* What you are asked to do:
Locate the lines where "screenshot" occurs and copy them as they stand.
* start Raw data *
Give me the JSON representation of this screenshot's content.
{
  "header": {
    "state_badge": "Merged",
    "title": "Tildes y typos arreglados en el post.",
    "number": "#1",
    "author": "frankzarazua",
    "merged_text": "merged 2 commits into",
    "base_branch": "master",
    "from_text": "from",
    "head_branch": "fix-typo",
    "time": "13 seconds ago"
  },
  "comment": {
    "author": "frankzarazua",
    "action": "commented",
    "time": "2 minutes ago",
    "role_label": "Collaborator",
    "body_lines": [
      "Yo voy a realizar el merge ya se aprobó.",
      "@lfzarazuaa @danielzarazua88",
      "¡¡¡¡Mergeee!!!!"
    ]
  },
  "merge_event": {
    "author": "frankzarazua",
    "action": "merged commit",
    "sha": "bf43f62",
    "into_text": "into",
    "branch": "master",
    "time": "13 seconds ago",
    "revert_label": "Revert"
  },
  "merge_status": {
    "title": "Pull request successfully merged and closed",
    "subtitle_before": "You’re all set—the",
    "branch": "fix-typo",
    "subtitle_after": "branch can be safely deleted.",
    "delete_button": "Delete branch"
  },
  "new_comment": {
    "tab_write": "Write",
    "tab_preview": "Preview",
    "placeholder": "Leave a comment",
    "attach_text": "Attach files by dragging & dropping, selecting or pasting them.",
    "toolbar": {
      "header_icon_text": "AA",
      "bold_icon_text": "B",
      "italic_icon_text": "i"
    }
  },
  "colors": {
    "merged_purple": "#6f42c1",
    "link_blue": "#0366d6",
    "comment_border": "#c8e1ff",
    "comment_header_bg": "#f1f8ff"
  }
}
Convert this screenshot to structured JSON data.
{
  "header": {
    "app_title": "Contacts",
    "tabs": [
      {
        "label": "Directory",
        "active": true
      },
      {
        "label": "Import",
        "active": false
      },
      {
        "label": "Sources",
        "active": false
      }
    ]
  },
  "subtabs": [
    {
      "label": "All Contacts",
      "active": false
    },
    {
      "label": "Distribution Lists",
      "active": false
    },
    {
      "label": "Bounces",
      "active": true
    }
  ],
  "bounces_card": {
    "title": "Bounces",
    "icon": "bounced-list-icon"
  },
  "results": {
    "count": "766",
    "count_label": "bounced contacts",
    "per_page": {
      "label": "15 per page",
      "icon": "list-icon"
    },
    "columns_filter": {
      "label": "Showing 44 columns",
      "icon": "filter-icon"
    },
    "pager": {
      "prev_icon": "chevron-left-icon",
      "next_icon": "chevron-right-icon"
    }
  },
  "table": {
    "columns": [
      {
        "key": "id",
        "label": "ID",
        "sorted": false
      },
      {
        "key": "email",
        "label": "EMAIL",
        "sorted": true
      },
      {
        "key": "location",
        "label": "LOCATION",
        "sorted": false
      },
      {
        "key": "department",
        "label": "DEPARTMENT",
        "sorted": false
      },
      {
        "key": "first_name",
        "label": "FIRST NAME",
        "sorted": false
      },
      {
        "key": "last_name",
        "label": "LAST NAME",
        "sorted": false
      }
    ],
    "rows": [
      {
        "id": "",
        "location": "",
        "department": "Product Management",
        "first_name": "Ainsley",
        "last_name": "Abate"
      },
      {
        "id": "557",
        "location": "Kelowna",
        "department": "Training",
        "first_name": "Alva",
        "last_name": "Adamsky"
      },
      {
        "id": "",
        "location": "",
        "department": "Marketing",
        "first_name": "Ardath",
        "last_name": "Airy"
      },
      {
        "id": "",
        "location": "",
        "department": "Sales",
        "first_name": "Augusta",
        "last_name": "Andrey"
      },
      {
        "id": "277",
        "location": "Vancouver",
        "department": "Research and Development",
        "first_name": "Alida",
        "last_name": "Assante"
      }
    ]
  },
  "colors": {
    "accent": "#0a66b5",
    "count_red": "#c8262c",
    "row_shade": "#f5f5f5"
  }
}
* end Raw data *
* Solution below:
Give me the JSON representation of this screenshot's content.
Convert this screenshot to structured JSON data.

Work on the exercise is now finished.